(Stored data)
┄┄┄┄┄┄

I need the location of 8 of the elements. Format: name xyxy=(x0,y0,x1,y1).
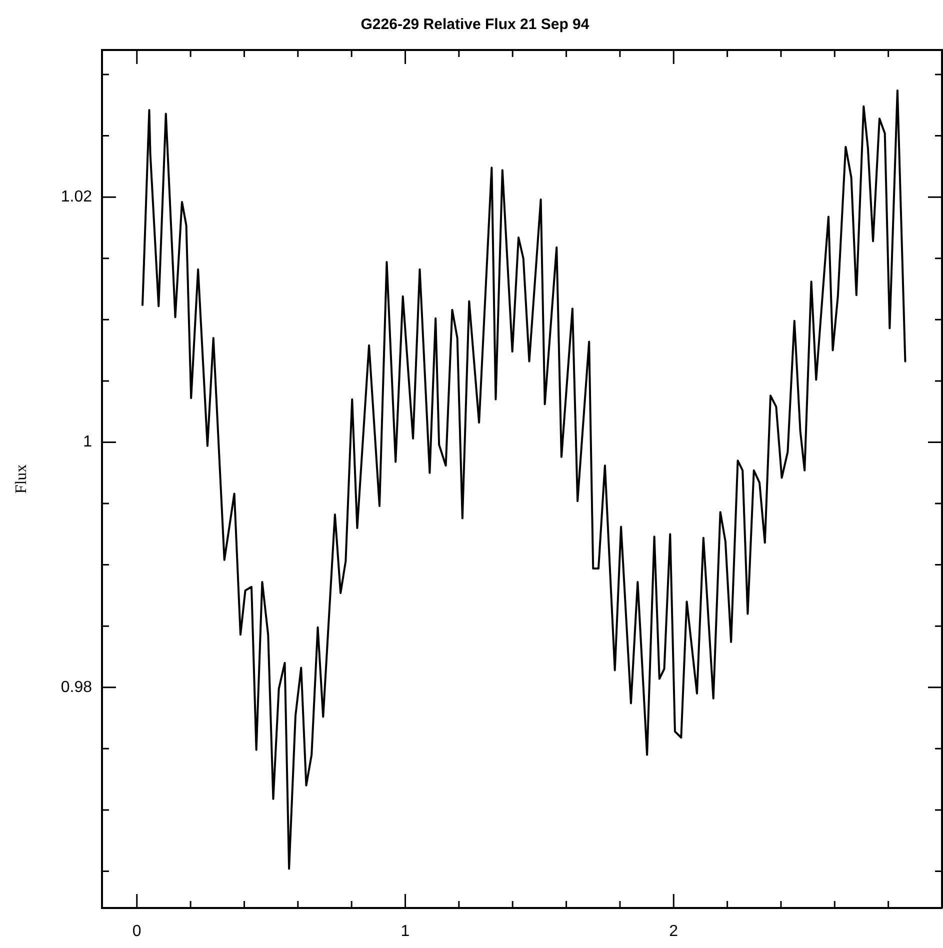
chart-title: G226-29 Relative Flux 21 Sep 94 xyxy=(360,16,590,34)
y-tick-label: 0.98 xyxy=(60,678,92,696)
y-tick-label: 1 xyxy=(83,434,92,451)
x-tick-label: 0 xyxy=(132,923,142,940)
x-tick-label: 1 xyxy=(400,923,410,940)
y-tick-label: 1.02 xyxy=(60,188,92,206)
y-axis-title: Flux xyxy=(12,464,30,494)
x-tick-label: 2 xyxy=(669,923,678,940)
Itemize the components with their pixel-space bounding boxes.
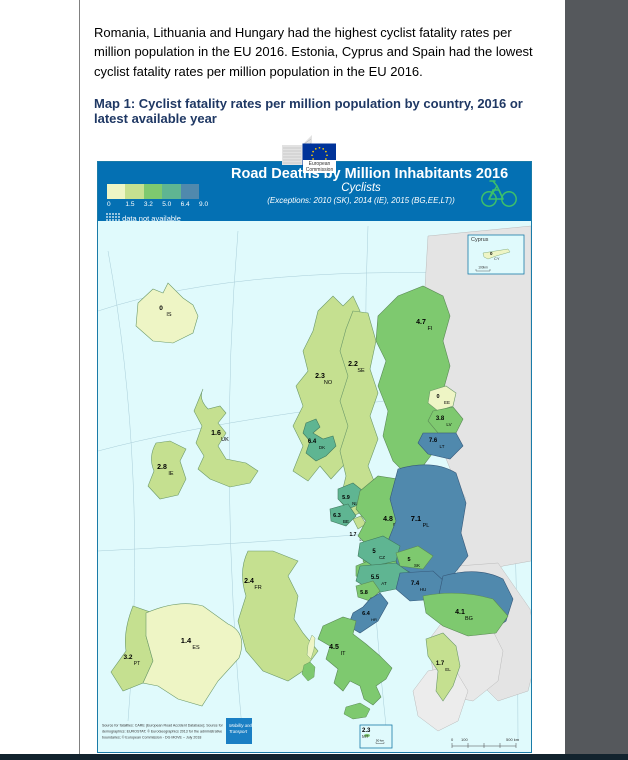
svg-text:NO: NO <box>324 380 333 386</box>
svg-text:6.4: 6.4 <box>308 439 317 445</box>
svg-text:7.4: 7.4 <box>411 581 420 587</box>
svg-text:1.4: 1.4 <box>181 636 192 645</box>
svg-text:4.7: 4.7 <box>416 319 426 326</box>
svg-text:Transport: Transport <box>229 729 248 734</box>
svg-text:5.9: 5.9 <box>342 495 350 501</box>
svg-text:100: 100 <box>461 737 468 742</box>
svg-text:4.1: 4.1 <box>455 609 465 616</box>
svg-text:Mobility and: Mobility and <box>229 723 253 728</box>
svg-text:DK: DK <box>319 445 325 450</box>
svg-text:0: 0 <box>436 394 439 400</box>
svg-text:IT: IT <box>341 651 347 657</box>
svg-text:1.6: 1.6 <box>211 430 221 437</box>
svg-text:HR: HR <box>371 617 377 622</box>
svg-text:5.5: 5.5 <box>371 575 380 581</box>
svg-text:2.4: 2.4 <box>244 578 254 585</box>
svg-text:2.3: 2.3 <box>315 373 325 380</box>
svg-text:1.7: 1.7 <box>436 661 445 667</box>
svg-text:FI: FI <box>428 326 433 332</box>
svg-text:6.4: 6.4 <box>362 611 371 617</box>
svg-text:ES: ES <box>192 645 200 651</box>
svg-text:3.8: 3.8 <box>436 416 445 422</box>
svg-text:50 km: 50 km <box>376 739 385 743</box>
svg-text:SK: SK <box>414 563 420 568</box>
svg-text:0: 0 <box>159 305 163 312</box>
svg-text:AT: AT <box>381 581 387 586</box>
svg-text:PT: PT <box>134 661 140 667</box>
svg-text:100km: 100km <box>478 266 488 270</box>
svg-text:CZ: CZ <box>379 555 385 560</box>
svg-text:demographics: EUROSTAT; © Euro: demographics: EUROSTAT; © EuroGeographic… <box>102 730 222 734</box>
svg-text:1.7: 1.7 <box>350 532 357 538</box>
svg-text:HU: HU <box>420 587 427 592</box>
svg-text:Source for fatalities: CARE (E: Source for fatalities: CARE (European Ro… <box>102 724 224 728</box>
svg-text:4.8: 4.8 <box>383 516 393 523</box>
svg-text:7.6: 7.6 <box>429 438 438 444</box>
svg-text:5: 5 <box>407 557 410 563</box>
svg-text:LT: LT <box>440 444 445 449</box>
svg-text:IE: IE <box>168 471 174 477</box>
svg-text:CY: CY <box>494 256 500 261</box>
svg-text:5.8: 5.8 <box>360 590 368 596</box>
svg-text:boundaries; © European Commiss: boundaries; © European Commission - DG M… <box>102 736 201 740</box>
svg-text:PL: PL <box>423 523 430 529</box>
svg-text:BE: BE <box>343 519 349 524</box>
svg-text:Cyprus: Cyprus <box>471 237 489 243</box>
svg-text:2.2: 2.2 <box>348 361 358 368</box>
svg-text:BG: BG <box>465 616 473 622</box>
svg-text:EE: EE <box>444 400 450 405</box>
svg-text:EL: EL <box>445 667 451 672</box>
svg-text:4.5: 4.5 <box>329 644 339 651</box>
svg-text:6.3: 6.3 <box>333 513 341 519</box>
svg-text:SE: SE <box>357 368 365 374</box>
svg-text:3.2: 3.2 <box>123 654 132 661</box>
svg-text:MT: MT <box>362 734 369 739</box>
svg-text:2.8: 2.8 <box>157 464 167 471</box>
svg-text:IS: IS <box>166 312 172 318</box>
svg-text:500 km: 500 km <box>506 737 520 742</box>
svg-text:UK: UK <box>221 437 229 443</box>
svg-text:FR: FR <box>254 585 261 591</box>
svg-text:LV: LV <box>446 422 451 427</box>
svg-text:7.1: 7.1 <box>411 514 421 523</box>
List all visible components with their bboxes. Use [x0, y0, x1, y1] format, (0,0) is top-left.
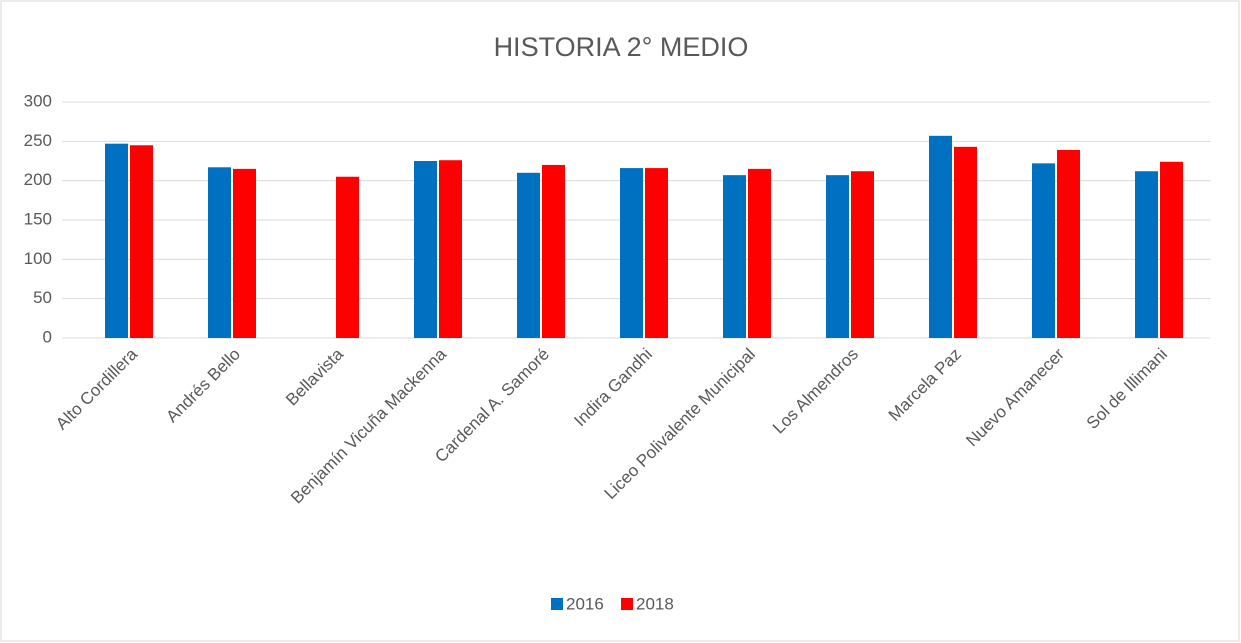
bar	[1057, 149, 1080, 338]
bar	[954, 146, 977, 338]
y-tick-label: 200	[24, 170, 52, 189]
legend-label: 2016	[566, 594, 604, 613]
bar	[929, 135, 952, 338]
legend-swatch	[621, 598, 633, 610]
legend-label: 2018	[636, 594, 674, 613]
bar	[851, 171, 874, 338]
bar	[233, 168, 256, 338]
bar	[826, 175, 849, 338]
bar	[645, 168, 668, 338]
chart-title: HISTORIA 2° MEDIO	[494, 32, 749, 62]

┄┄┄┄┄┄

■ DO THIS ■
Render every line of the items above as a numbered list, skipping blank lines and omitting the pictures.

■ EXERCISE RESULT ■
1. I need the location of 8 of the elements. Format: name xyxy=(x0,y0,x1,y1).
2. chart-title: G226-29 Relative Flux 21 Sep 94 xyxy=(360,16,590,34)
3. y-tick-label: 0.98 xyxy=(60,678,92,696)
4. y-tick-label: 1 xyxy=(83,434,92,451)
5. x-tick-label: 0 xyxy=(132,923,142,940)
6. x-tick-label: 1 xyxy=(400,923,410,940)
7. y-tick-label: 1.02 xyxy=(60,188,92,206)
8. y-axis-title: Flux xyxy=(12,464,30,494)
9. x-tick-label: 2 xyxy=(669,923,678,940)
10. Itemize the components with their pixel-space bounding boxes.
11. svg-text:NO: NO <box>324 380 333 386</box>
12. svg-text:6.4: 6.4 <box>308 439 317 445</box>
13. svg-text:7.4: 7.4 <box>411 581 420 587</box>
14. svg-text:1.4: 1.4 <box>181 636 192 645</box>
15. svg-text:4.7: 4.7 <box>416 319 426 326</box>
16. svg-text:Transport: Transport <box>229 729 248 734</box>
17. svg-text:5.9: 5.9 <box>342 495 350 501</box>
18. svg-text:100: 100 <box>461 737 468 742</box>
19. svg-text:4.1: 4.1 <box>455 609 465 616</box>
20. svg-text:Mobility and: Mobility and <box>229 723 253 728</box>
21. svg-text:DK: DK <box>319 445 325 450</box>
22. svg-text:0: 0 <box>436 394 439 400</box>
23. svg-text:IT: IT <box>341 651 347 657</box>
24. svg-text:1.6: 1.6 <box>211 430 221 437</box>
25. svg-text:HR: HR <box>371 617 377 622</box>
26. svg-text:5.5: 5.5 <box>371 575 380 581</box>
27. svg-text:2.4: 2.4 <box>244 578 254 585</box>
28. svg-text:2.3: 2.3 <box>315 373 325 380</box>
29. svg-text:1.7: 1.7 <box>436 661 445 667</box>
30. svg-text:FI: FI <box>428 326 433 332</box>
31. svg-text:6.4: 6.4 <box>362 611 371 617</box>
32. svg-text:ES: ES <box>192 645 200 651</box>
33. svg-text:3.8: 3.8 <box>436 416 445 422</box>
34. svg-text:50 km: 50 km <box>376 739 385 743</box>
35. svg-text:SK: SK <box>414 563 420 568</box>
36. svg-text:0: 0 <box>159 305 163 312</box>
37. svg-text:AT: AT <box>381 581 387 586</box>
38. svg-text:PT: PT <box>134 661 140 667</box>
39. svg-text:100km: 100km <box>478 266 488 270</box>
40. svg-text:CZ: CZ <box>379 555 385 560</box>
41. svg-text:demographics: EUROSTAT; © Euro: demographics: EUROSTAT; © EuroGeographic… <box>102 730 222 734</box>
42. svg-text:1.7: 1.7 <box>350 532 357 538</box>
43. svg-text:HU: HU <box>420 587 427 592</box>
44. svg-text:Source for fatalities: CARE (E: Source for fatalities: CARE (European Ro… <box>102 724 224 728</box>
45. svg-text:4.8: 4.8 <box>383 516 393 523</box>
46. svg-text:7.6: 7.6 <box>429 438 438 444</box>
47. svg-text:5: 5 <box>407 557 410 563</box>
48. svg-text:LT: LT <box>440 444 445 449</box>
49. svg-text:IE: IE <box>168 471 174 477</box>
50. svg-text:CY: CY <box>494 256 500 261</box>
51. svg-text:5.8: 5.8 <box>360 590 368 596</box>
52. svg-text:boundaries; © European Commiss: boundaries; © European Commission - DG M… <box>102 736 201 740</box>
53. svg-text:PL: PL <box>423 523 430 529</box>
54. svg-text:BE: BE <box>343 519 349 524</box>
55. svg-text:Cyprus: Cyprus <box>471 237 489 243</box>
56. svg-text:2.2: 2.2 <box>348 361 358 368</box>
57. svg-text:BG: BG <box>465 616 473 622</box>
58. svg-text:EE: EE <box>444 400 450 405</box>
59. svg-text:EL: EL <box>445 667 451 672</box>
60. svg-text:4.5: 4.5 <box>329 644 339 651</box>
61. svg-text:6.3: 6.3 <box>333 513 341 519</box>
62. svg-text:SE: SE <box>357 368 365 374</box>
63. svg-text:3.2: 3.2 <box>123 654 132 661</box>
64. svg-text:MT: MT <box>362 734 369 739</box>
65. svg-text:2.8: 2.8 <box>157 464 167 471</box>
66. svg-text:IS: IS <box>166 312 172 318</box>
67. svg-text:500 km: 500 km <box>506 737 520 742</box>
68. svg-text:UK: UK <box>221 437 229 443</box>
69. svg-text:FR: FR <box>254 585 261 591</box>
70. svg-text:LV: LV <box>446 422 451 427</box>
71. svg-text:7.1: 7.1 <box>411 514 421 523</box>
72. List all visible components with their bboxes. Use [x0, y0, x1, y1] format, (0,0) is top-left.
73. bar	[1057, 149, 1080, 338]
74. bar	[954, 146, 977, 338]
75. y-tick-label: 200	[24, 170, 52, 189]
76. legend-label: 2016	[566, 594, 604, 613]
77. bar	[929, 135, 952, 338]
78. legend-swatch	[621, 598, 633, 610]
79. legend-label: 2018	[636, 594, 674, 613]
80. bar	[851, 171, 874, 338]
81. bar	[233, 168, 256, 338]
82. bar	[826, 175, 849, 338]
83. bar	[645, 168, 668, 338]
84. chart-title: HISTORIA 2° MEDIO	[494, 32, 749, 62]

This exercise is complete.